EXERCISE DATA.
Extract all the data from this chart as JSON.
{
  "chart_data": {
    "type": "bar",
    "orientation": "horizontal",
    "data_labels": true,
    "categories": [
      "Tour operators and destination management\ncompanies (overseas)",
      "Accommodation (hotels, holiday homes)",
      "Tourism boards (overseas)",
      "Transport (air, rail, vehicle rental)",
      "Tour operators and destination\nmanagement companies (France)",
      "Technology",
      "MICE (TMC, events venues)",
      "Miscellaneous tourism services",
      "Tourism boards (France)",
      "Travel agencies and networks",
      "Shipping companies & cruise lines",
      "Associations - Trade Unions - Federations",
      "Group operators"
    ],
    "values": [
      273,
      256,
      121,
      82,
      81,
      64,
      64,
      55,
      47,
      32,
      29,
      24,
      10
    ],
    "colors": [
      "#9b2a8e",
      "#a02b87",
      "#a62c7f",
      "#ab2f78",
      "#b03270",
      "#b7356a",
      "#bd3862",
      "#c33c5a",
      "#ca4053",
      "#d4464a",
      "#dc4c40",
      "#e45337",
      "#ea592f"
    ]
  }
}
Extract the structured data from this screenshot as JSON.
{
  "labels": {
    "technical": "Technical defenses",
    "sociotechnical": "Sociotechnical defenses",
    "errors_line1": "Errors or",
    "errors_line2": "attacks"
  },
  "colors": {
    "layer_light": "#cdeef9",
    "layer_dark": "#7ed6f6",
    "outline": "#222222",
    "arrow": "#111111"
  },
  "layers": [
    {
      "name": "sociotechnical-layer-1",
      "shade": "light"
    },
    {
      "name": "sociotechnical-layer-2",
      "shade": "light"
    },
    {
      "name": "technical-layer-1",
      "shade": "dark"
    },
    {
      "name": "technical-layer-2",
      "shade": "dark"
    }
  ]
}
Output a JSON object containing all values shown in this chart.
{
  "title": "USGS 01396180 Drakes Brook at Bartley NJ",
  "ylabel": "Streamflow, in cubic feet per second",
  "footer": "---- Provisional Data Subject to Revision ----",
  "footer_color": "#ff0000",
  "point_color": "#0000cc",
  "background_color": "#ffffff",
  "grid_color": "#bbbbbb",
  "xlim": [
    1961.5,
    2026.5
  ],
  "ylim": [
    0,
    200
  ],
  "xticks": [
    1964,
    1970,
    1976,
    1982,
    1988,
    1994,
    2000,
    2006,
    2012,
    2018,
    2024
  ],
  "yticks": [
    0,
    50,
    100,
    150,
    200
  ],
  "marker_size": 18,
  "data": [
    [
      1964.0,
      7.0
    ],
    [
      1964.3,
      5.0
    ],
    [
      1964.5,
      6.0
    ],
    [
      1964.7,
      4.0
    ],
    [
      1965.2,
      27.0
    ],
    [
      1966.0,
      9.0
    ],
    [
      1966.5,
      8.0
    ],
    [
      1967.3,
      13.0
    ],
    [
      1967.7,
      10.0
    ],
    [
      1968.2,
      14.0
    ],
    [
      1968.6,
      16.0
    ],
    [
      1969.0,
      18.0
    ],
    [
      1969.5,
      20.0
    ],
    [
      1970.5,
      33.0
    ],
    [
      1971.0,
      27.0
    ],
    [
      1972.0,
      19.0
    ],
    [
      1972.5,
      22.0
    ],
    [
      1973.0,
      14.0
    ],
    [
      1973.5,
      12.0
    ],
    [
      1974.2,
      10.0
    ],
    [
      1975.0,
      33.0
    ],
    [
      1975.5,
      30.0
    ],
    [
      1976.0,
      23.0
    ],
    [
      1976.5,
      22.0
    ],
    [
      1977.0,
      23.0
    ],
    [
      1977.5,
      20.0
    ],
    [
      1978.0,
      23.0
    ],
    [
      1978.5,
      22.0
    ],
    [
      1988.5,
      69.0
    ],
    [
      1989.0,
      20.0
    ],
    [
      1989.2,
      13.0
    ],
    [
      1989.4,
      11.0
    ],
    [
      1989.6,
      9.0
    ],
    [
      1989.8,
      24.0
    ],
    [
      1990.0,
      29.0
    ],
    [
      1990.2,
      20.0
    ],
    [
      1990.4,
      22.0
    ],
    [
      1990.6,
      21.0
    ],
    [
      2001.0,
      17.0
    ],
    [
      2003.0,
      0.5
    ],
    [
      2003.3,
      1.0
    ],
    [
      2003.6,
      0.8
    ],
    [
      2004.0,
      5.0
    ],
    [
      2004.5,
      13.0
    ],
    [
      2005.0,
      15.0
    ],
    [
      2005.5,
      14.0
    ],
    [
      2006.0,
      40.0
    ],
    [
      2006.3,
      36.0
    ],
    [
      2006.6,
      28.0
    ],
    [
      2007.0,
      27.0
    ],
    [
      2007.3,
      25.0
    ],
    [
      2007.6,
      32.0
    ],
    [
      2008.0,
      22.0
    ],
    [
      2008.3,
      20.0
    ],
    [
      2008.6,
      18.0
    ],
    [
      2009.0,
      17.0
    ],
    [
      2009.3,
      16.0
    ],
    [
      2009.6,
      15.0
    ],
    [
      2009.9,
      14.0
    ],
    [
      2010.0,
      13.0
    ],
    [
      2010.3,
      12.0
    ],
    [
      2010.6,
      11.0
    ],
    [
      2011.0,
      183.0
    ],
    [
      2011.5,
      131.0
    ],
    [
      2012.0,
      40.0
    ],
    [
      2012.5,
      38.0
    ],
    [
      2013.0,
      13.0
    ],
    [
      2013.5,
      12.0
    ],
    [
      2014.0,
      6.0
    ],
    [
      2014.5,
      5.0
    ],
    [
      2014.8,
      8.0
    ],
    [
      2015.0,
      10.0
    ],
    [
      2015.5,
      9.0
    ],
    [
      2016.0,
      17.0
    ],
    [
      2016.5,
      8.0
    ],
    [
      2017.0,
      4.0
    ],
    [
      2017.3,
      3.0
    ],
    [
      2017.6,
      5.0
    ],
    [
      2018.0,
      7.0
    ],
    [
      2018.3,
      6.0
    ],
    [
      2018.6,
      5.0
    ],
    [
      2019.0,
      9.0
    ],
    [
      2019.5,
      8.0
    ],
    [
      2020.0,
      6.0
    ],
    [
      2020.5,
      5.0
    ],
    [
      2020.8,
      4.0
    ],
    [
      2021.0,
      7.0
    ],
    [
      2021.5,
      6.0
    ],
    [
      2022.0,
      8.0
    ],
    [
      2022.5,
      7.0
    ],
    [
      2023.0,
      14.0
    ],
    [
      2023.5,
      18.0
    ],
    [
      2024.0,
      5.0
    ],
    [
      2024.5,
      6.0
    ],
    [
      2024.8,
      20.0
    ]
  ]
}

GIVEN TASK.
Using the entries above, return each line in which the word "operators" occurs.

OUTPUT.
      "Tour operators and destination management\ncompanies (overseas)",
      "Tour operators and destination\nmanagement companies (France)",
      "Group operators"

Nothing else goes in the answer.